__REQUIREMENT__:
Return every entry exactly as written.
▼
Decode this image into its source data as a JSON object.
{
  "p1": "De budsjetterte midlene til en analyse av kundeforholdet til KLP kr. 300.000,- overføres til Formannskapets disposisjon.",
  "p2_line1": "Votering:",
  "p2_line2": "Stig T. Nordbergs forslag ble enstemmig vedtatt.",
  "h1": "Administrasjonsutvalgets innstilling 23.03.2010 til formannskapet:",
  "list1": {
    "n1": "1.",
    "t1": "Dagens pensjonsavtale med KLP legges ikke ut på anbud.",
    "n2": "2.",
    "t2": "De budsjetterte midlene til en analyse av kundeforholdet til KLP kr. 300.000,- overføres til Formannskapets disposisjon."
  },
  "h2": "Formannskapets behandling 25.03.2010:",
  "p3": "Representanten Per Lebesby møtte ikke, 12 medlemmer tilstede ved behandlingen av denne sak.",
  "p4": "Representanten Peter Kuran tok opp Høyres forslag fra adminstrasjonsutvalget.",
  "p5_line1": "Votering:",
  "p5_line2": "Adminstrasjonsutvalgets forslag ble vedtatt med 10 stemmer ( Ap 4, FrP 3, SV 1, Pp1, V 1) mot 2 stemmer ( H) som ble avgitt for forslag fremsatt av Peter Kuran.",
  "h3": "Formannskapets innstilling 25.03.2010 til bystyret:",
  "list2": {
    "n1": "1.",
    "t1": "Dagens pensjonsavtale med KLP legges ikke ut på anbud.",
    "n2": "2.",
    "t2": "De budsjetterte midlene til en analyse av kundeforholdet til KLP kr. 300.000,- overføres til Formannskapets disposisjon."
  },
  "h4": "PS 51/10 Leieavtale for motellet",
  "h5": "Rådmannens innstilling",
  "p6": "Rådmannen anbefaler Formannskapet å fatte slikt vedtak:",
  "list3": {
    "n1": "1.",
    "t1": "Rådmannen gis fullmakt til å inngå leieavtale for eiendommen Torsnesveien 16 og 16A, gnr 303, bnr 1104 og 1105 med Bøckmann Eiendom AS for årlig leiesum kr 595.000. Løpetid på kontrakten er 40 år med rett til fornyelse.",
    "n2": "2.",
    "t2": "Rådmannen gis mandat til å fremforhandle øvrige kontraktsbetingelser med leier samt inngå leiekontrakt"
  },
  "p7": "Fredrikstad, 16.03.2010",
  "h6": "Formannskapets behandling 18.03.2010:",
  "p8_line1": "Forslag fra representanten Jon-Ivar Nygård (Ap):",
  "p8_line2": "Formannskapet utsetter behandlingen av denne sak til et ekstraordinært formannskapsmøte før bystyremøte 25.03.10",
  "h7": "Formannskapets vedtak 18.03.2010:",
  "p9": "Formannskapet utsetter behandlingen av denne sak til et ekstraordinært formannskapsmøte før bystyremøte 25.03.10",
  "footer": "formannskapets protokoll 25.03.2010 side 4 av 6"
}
▲
__SOLVED EXERCISE__:
Decode this image into its source data as a JSON object.
{
  "p1": "De budsjetterte midlene til en analyse av kundeforholdet til KLP kr. 300.000,- overføres til Formannskapets disposisjon.",
  "p2_line1": "Votering:",
  "p2_line2": "Stig T. Nordbergs forslag ble enstemmig vedtatt.",
  "h1": "Administrasjonsutvalgets innstilling 23.03.2010 til formannskapet:",
  "list1": {
    "n1": "1.",
    "t1": "Dagens pensjonsavtale med KLP legges ikke ut på anbud.",
    "n2": "2.",
    "t2": "De budsjetterte midlene til en analyse av kundeforholdet til KLP kr. 300.000,- overføres til Formannskapets disposisjon."
  },
  "h2": "Formannskapets behandling 25.03.2010:",
  "p3": "Representanten Per Lebesby møtte ikke, 12 medlemmer tilstede ved behandlingen av denne sak.",
  "p4": "Representanten Peter Kuran tok opp Høyres forslag fra adminstrasjonsutvalget.",
  "p5_line1": "Votering:",
  "p5_line2": "Adminstrasjonsutvalgets forslag ble vedtatt med 10 stemmer ( Ap 4, FrP 3, SV 1, Pp1, V 1) mot 2 stemmer ( H) som ble avgitt for forslag fremsatt av Peter Kuran.",
  "h3": "Formannskapets innstilling 25.03.2010 til bystyret:",
  "list2": {
    "n1": "1.",
    "t1": "Dagens pensjonsavtale med KLP legges ikke ut på anbud.",
    "n2": "2.",
    "t2": "De budsjetterte midlene til en analyse av kundeforholdet til KLP kr. 300.000,- overføres til Formannskapets disposisjon."
  },
  "h4": "PS 51/10 Leieavtale for motellet",
  "h5": "Rådmannens innstilling",
  "p6": "Rådmannen anbefaler Formannskapet å fatte slikt vedtak:",
  "list3": {
    "n1": "1.",
    "t1": "Rådmannen gis fullmakt til å inngå leieavtale for eiendommen Torsnesveien 16 og 16A, gnr 303, bnr 1104 og 1105 med Bøckmann Eiendom AS for årlig leiesum kr 595.000. Løpetid på kontrakten er 40 år med rett til fornyelse.",
    "n2": "2.",
    "t2": "Rådmannen gis mandat til å fremforhandle øvrige kontraktsbetingelser med leier samt inngå leiekontrakt"
  },
  "p7": "Fredrikstad, 16.03.2010",
  "h6": "Formannskapets behandling 18.03.2010:",
  "p8_line1": "Forslag fra representanten Jon-Ivar Nygård (Ap):",
  "p8_line2": "Formannskapet utsetter behandlingen av denne sak til et ekstraordinært formannskapsmøte før bystyremøte 25.03.10",
  "h7": "Formannskapets vedtak 18.03.2010:",
  "p9": "Formannskapet utsetter behandlingen av denne sak til et ekstraordinært formannskapsmøte før bystyremøte 25.03.10",
  "footer": "formannskapets protokoll 25.03.2010 side 4 av 6"
}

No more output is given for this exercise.